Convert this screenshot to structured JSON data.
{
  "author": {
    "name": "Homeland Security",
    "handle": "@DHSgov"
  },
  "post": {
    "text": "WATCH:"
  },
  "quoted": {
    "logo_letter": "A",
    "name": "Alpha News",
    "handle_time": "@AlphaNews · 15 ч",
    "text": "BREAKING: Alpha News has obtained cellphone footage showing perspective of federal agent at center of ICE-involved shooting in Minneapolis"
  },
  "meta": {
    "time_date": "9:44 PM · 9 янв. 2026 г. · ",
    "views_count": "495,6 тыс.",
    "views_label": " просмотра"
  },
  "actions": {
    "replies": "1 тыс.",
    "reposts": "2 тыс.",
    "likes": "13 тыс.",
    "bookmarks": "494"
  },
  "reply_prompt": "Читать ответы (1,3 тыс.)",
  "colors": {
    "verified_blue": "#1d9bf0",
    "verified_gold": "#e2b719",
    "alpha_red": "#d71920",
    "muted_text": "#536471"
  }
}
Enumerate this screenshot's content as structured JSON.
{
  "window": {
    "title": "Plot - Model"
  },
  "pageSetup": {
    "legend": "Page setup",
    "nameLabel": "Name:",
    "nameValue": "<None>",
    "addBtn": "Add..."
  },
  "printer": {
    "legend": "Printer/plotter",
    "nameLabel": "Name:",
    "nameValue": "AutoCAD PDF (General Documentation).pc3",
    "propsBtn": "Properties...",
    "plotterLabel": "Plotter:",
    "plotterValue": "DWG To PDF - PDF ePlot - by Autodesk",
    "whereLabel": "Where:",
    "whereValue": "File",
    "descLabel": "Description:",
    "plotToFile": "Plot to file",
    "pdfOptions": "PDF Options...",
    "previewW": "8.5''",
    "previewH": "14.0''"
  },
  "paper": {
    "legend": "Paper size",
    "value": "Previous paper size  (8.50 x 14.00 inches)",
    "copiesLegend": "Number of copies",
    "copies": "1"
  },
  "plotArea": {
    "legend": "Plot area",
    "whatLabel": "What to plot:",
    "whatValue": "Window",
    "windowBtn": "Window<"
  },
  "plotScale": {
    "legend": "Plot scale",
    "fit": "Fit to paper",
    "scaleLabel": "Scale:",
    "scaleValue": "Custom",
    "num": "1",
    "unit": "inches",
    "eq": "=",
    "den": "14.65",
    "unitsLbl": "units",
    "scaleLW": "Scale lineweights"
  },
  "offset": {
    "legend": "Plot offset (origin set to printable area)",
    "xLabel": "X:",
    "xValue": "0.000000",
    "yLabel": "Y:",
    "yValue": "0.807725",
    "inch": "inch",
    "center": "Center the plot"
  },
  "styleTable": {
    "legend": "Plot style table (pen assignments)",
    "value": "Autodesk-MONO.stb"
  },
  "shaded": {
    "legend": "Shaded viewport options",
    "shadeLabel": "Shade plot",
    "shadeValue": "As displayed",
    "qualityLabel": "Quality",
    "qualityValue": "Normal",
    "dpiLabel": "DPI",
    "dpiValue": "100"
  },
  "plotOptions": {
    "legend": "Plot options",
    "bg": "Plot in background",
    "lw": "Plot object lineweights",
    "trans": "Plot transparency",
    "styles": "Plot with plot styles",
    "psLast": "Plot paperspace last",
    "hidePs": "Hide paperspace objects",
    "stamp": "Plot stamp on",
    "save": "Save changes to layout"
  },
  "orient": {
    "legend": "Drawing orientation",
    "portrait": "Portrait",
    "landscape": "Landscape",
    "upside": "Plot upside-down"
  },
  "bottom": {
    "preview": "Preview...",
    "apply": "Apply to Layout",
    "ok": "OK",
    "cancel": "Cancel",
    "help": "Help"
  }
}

- - -

WHAT IS ASKED:
All of the lines above need to be given again exactly.

SOLUTION TO THE PROBLEM:
Convert this screenshot to structured JSON data.
{
  "author": {
    "name": "Homeland Security",
    "handle": "@DHSgov"
  },
  "post": {
    "text": "WATCH:"
  },
  "quoted": {
    "logo_letter": "A",
    "name": "Alpha News",
    "handle_time": "@AlphaNews · 15 ч",
    "text": "BREAKING: Alpha News has obtained cellphone footage showing perspective of federal agent at center of ICE-involved shooting in Minneapolis"
  },
  "meta": {
    "time_date": "9:44 PM · 9 янв. 2026 г. · ",
    "views_count": "495,6 тыс.",
    "views_label": " просмотра"
  },
  "actions": {
    "replies": "1 тыс.",
    "reposts": "2 тыс.",
    "likes": "13 тыс.",
    "bookmarks": "494"
  },
  "reply_prompt": "Читать ответы (1,3 тыс.)",
  "colors": {
    "verified_blue": "#1d9bf0",
    "verified_gold": "#e2b719",
    "alpha_red": "#d71920",
    "muted_text": "#536471"
  }
}
Enumerate this screenshot's content as structured JSON.
{
  "window": {
    "title": "Plot - Model"
  },
  "pageSetup": {
    "legend": "Page setup",
    "nameLabel": "Name:",
    "nameValue": "<None>",
    "addBtn": "Add..."
  },
  "printer": {
    "legend": "Printer/plotter",
    "nameLabel": "Name:",
    "nameValue": "AutoCAD PDF (General Documentation).pc3",
    "propsBtn": "Properties...",
    "plotterLabel": "Plotter:",
    "plotterValue": "DWG To PDF - PDF ePlot - by Autodesk",
    "whereLabel": "Where:",
    "whereValue": "File",
    "descLabel": "Description:",
    "plotToFile": "Plot to file",
    "pdfOptions": "PDF Options...",
    "previewW": "8.5''",
    "previewH": "14.0''"
  },
  "paper": {
    "legend": "Paper size",
    "value": "Previous paper size  (8.50 x 14.00 inches)",
    "copiesLegend": "Number of copies",
    "copies": "1"
  },
  "plotArea": {
    "legend": "Plot area",
    "whatLabel": "What to plot:",
    "whatValue": "Window",
    "windowBtn": "Window<"
  },
  "plotScale": {
    "legend": "Plot scale",
    "fit": "Fit to paper",
    "scaleLabel": "Scale:",
    "scaleValue": "Custom",
    "num": "1",
    "unit": "inches",
    "eq": "=",
    "den": "14.65",
    "unitsLbl": "units",
    "scaleLW": "Scale lineweights"
  },
  "offset": {
    "legend": "Plot offset (origin set to printable area)",
    "xLabel": "X:",
    "xValue": "0.000000",
    "yLabel": "Y:",
    "yValue": "0.807725",
    "inch": "inch",
    "center": "Center the plot"
  },
  "styleTable": {
    "legend": "Plot style table (pen assignments)",
    "value": "Autodesk-MONO.stb"
  },
  "shaded": {
    "legend": "Shaded viewport options",
    "shadeLabel": "Shade plot",
    "shadeValue": "As displayed",
    "qualityLabel": "Quality",
    "qualityValue": "Normal",
    "dpiLabel": "DPI",
    "dpiValue": "100"
  },
  "plotOptions": {
    "legend": "Plot options",
    "bg": "Plot in background",
    "lw": "Plot object lineweights",
    "trans": "Plot transparency",
    "styles": "Plot with plot styles",
    "psLast": "Plot paperspace last",
    "hidePs": "Hide paperspace objects",
    "stamp": "Plot stamp on",
    "save": "Save changes to layout"
  },
  "orient": {
    "legend": "Drawing orientation",
    "portrait": "Portrait",
    "landscape": "Landscape",
    "upside": "Plot upside-down"
  },
  "bottom": {
    "preview": "Preview...",
    "apply": "Apply to Layout",
    "ok": "OK",
    "cancel": "Cancel",
    "help": "Help"
  }
}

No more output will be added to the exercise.